Give only the number of lines that contain the word "GYANDA".

= = = = =

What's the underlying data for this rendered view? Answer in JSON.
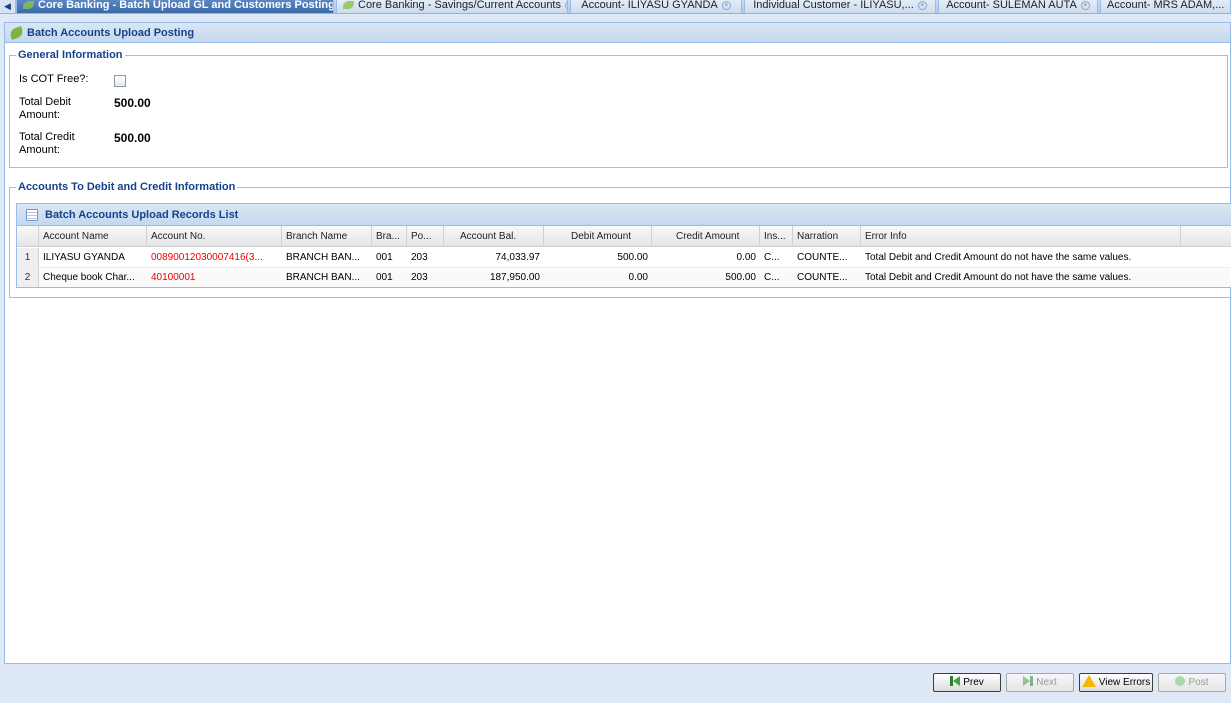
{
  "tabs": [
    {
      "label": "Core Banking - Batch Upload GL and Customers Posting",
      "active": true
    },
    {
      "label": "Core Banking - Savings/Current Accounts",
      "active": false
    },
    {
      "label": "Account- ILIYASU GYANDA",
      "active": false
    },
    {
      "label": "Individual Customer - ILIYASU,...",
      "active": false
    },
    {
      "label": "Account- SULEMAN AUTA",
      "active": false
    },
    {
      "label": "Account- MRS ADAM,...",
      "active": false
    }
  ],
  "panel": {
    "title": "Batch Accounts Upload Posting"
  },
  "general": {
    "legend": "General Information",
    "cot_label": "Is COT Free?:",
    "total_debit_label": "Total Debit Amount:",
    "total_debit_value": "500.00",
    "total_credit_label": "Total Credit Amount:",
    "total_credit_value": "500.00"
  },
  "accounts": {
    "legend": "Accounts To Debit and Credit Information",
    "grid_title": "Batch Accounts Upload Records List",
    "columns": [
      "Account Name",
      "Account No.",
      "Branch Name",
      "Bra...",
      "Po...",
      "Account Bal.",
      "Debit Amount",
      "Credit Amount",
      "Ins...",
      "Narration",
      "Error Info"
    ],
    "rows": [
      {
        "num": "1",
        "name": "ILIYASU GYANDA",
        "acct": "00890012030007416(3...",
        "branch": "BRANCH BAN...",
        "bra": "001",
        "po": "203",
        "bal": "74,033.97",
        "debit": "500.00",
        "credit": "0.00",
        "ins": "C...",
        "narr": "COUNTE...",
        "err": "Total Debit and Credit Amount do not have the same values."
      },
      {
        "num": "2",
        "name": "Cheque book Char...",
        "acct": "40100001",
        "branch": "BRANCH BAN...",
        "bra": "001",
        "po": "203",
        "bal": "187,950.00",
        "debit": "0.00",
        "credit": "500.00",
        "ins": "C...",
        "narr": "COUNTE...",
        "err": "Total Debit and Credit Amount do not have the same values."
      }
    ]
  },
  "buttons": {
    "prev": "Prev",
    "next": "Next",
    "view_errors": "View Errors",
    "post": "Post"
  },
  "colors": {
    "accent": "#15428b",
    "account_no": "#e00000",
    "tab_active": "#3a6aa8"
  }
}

= = = = =

◆ The reply:
2